### DIRECTIVE
Repeat the data below exactly, dropping any pictures it holds.

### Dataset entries
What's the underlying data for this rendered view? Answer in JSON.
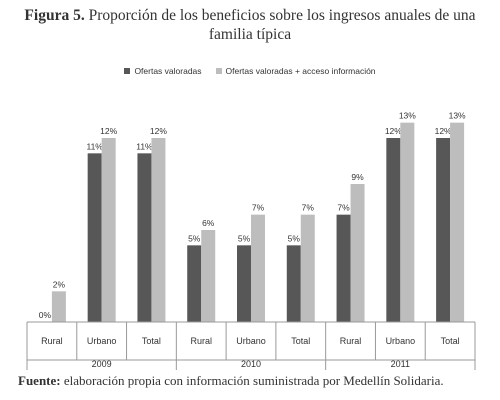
{
  "title": {
    "figure_label": "Figura 5.",
    "text": "Proporción de los beneficios sobre los ingresos anuales de una familia típica"
  },
  "source": {
    "label": "Fuente:",
    "text": "elaboración propia con información suministrada por Medellín Solidaria."
  },
  "colors": {
    "series1": "#575757",
    "series2": "#bdbdbd"
  },
  "chart_data": {
    "type": "bar",
    "title": "Proporción de los beneficios sobre los ingresos anuales de una familia típica",
    "groups": [
      {
        "year": "2009",
        "categories": [
          "Rural",
          "Urbano",
          "Total"
        ]
      },
      {
        "year": "2010",
        "categories": [
          "Rural",
          "Urbano",
          "Total"
        ]
      },
      {
        "year": "2011",
        "categories": [
          "Rural",
          "Urbano",
          "Total"
        ]
      }
    ],
    "series": [
      {
        "name": "Ofertas valoradas",
        "values": [
          0,
          11,
          11,
          5,
          5,
          5,
          7,
          12,
          12
        ],
        "labels": [
          "0%",
          "11%",
          "11%",
          "5%",
          "5%",
          "5%",
          "7%",
          "12%",
          "12%"
        ]
      },
      {
        "name": "Ofertas valoradas + acceso información",
        "values": [
          2,
          12,
          12,
          6,
          7,
          7,
          9,
          13,
          13
        ],
        "labels": [
          "2%",
          "12%",
          "12%",
          "6%",
          "7%",
          "7%",
          "9%",
          "13%",
          "13%"
        ]
      }
    ],
    "ylim": [
      0,
      15
    ],
    "grid": false,
    "legend": "top"
  }
}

### FINISHED TASK
What's the underlying data for this rendered view? Answer in JSON.
{
  "title": {
    "figure_label": "Figura 5.",
    "text": "Proporción de los beneficios sobre los ingresos anuales de una familia típica"
  },
  "source": {
    "label": "Fuente:",
    "text": "elaboración propia con información suministrada por Medellín Solidaria."
  },
  "colors": {
    "series1": "#575757",
    "series2": "#bdbdbd"
  },
  "chart_data": {
    "type": "bar",
    "title": "Proporción de los beneficios sobre los ingresos anuales de una familia típica",
    "groups": [
      {
        "year": "2009",
        "categories": [
          "Rural",
          "Urbano",
          "Total"
        ]
      },
      {
        "year": "2010",
        "categories": [
          "Rural",
          "Urbano",
          "Total"
        ]
      },
      {
        "year": "2011",
        "categories": [
          "Rural",
          "Urbano",
          "Total"
        ]
      }
    ],
    "series": [
      {
        "name": "Ofertas valoradas",
        "values": [
          0,
          11,
          11,
          5,
          5,
          5,
          7,
          12,
          12
        ],
        "labels": [
          "0%",
          "11%",
          "11%",
          "5%",
          "5%",
          "5%",
          "7%",
          "12%",
          "12%"
        ]
      },
      {
        "name": "Ofertas valoradas + acceso información",
        "values": [
          2,
          12,
          12,
          6,
          7,
          7,
          9,
          13,
          13
        ],
        "labels": [
          "2%",
          "12%",
          "12%",
          "6%",
          "7%",
          "7%",
          "9%",
          "13%",
          "13%"
        ]
      }
    ],
    "ylim": [
      0,
      15
    ],
    "grid": false,
    "legend": "top"
  }
}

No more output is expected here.